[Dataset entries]
__________

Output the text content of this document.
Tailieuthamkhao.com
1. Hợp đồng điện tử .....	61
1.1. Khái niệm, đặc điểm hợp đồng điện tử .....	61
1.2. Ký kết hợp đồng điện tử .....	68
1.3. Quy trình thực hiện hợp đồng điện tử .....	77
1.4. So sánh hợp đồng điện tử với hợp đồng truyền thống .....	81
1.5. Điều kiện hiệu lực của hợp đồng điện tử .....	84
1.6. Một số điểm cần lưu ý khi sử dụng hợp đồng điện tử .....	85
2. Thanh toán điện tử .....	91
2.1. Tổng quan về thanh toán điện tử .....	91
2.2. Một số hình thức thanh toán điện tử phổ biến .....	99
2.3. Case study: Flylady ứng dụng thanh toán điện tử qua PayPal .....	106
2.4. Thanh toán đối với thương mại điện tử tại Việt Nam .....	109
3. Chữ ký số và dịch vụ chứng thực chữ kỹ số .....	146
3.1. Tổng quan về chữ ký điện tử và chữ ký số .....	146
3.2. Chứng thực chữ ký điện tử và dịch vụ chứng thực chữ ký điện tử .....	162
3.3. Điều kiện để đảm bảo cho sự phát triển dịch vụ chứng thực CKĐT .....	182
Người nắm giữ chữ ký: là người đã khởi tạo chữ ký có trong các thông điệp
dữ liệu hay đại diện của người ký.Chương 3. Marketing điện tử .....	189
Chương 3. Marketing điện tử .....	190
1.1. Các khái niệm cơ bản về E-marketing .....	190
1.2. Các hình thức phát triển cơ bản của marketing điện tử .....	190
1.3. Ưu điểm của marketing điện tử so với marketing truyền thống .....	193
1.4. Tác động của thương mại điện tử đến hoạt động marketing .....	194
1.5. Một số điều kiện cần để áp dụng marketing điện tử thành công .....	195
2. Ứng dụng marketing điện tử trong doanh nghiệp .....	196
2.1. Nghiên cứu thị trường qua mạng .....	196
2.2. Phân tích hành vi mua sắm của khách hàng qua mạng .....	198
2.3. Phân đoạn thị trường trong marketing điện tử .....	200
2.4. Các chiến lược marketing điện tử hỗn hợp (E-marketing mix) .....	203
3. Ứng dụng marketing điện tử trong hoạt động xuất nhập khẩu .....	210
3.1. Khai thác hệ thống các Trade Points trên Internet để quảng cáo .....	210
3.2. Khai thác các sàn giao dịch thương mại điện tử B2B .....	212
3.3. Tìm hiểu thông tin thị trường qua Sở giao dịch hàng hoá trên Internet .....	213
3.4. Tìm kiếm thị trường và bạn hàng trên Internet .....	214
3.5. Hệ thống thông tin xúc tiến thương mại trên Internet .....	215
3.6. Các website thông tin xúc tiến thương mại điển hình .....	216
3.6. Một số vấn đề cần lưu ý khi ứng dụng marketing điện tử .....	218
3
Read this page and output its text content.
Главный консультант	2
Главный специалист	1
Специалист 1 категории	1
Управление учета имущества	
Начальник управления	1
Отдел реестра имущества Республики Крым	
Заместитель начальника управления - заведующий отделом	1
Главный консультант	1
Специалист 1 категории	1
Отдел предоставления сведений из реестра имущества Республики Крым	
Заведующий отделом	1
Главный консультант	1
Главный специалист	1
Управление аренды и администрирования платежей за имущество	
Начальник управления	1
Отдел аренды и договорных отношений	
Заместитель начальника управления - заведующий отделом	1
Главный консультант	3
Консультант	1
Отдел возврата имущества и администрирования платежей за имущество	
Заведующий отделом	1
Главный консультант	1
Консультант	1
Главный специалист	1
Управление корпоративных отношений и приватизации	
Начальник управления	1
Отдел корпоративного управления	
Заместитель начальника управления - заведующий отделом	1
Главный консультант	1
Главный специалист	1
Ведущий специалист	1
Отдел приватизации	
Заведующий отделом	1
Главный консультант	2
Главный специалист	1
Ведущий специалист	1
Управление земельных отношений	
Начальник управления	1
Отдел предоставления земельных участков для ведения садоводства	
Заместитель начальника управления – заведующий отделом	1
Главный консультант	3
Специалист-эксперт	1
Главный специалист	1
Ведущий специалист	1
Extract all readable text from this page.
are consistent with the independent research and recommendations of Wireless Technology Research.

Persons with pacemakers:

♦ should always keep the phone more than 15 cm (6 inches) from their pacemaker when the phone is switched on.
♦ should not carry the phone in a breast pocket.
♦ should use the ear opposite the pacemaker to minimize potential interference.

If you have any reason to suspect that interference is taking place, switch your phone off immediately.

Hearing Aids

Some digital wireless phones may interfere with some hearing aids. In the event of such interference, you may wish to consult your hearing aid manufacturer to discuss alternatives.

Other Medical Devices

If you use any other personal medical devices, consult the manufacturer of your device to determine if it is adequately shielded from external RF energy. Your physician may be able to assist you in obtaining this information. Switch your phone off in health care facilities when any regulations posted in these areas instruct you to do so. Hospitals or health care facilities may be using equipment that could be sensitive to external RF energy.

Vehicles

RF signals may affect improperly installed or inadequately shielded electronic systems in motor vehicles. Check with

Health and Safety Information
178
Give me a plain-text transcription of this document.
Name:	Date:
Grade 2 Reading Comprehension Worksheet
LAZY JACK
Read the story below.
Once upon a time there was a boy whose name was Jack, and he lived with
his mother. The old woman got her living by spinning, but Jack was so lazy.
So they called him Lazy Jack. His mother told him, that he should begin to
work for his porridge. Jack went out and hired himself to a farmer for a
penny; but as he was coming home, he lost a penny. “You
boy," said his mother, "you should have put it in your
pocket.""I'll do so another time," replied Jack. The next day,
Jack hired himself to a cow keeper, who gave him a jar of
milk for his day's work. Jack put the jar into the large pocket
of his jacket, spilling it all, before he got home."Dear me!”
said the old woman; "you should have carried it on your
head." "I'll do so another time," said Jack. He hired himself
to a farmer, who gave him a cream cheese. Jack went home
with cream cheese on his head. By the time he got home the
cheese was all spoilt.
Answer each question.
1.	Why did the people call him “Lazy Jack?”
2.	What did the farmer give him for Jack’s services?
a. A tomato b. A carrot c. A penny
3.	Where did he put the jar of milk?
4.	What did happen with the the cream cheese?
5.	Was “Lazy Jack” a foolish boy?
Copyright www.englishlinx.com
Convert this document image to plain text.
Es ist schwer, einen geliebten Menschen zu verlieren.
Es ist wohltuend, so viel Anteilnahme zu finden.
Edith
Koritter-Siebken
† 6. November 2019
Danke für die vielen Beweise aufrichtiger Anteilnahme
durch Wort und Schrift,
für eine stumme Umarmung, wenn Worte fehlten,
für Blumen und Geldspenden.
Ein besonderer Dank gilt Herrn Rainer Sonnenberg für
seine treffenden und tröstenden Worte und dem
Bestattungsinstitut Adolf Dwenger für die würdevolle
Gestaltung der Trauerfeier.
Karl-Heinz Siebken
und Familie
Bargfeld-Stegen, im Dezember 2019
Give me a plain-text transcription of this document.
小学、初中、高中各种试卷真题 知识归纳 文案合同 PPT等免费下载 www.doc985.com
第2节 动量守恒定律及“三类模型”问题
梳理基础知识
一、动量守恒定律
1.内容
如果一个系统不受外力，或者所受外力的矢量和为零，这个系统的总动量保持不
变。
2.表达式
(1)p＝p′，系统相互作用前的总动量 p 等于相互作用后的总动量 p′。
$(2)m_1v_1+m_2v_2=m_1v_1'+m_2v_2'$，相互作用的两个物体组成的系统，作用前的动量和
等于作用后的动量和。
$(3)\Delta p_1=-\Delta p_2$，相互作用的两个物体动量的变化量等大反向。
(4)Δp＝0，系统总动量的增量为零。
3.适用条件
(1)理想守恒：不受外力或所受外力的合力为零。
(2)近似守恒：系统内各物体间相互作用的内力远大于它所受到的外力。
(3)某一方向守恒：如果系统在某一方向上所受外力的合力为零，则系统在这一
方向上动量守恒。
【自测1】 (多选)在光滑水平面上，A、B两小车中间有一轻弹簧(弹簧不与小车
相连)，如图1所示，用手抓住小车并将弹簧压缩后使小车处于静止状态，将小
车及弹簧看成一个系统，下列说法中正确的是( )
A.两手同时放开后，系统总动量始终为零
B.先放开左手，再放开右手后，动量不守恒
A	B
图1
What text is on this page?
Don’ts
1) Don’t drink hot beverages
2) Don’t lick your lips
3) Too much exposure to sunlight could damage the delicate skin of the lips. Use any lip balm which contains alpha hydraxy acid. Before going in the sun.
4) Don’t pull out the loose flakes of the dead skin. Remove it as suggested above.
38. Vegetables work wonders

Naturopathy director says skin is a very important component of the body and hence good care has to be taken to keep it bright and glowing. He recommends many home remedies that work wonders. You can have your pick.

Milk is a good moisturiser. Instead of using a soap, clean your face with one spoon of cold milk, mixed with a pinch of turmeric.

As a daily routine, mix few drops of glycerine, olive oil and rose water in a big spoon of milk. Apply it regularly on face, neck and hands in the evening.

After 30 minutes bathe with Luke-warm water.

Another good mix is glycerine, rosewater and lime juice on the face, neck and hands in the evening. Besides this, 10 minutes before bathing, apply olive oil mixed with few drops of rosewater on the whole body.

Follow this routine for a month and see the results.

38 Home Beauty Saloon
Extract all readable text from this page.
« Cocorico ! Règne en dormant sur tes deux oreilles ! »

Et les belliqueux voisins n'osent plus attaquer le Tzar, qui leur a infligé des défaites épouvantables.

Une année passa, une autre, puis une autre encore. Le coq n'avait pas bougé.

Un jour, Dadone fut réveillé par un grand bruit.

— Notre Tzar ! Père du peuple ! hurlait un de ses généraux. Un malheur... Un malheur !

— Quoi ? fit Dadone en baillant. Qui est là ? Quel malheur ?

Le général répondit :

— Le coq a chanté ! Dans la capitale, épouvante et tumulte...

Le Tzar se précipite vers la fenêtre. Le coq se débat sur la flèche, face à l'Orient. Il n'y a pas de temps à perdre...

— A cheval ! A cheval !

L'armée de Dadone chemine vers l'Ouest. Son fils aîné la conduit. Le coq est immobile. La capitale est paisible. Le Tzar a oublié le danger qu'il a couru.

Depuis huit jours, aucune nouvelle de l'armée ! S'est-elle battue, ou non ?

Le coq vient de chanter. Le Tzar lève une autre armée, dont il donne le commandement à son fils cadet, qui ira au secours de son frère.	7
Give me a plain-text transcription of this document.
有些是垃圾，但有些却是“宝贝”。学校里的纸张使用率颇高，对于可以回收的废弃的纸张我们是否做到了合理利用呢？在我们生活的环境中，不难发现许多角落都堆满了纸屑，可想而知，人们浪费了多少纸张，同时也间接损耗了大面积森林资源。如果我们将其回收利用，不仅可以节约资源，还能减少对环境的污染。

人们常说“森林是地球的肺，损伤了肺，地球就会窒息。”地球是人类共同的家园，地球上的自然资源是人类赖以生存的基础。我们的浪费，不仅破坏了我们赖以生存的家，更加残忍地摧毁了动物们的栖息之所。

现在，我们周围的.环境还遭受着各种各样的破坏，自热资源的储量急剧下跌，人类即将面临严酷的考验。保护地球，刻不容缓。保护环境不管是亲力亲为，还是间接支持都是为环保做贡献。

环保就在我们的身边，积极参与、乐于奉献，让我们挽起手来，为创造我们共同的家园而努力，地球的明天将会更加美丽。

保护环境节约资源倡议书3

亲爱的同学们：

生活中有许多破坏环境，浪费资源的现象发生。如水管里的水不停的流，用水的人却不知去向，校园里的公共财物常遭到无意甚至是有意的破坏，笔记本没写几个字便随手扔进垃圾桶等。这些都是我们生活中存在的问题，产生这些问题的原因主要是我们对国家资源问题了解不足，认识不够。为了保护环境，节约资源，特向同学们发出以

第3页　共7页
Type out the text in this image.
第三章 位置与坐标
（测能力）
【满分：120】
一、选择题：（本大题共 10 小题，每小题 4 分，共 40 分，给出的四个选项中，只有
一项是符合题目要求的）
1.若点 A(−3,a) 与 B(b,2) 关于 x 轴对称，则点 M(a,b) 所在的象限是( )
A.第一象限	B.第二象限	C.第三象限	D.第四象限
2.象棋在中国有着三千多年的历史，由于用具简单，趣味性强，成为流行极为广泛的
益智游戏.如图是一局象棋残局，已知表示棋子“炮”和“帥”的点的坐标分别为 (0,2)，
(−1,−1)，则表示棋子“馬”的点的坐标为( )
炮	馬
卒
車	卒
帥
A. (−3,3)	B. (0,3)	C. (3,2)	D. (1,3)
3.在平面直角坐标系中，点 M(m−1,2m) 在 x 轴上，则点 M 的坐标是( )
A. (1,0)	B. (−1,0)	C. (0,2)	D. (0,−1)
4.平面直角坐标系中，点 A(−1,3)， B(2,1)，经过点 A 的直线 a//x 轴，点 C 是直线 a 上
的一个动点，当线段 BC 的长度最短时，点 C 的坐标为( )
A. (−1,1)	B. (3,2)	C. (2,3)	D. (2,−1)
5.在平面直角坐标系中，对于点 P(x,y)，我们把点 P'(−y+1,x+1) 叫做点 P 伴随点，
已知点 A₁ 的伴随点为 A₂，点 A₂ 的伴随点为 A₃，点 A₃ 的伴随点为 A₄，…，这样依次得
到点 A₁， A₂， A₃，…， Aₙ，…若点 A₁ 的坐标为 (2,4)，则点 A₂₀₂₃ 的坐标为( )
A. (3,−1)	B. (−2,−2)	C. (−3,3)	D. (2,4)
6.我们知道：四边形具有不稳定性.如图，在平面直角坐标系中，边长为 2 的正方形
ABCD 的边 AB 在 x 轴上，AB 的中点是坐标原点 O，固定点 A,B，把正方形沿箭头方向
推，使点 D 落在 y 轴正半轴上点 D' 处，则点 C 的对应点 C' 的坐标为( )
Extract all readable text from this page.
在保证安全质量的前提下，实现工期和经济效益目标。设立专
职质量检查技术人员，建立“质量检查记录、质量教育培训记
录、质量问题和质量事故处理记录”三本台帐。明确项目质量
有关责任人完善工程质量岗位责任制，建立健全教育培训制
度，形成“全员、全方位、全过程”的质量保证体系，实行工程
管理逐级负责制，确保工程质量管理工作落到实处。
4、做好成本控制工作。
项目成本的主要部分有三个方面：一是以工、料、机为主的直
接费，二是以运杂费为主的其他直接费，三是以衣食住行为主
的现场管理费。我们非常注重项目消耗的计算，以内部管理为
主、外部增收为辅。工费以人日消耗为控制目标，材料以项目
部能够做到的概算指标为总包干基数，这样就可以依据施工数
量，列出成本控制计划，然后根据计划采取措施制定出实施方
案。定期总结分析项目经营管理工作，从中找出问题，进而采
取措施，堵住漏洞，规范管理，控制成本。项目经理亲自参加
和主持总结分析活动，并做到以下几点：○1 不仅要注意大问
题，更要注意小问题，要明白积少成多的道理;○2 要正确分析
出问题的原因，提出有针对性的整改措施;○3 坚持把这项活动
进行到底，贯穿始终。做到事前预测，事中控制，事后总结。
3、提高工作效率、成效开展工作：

__________

**Work to do**
Scan the material above. Copy each line that holds the word "quan".

**In response**
2.1. Tổng quan về thanh toán điện tử .....	91
3.1. Tổng quan về chữ ký điện tử và chữ ký số .....	146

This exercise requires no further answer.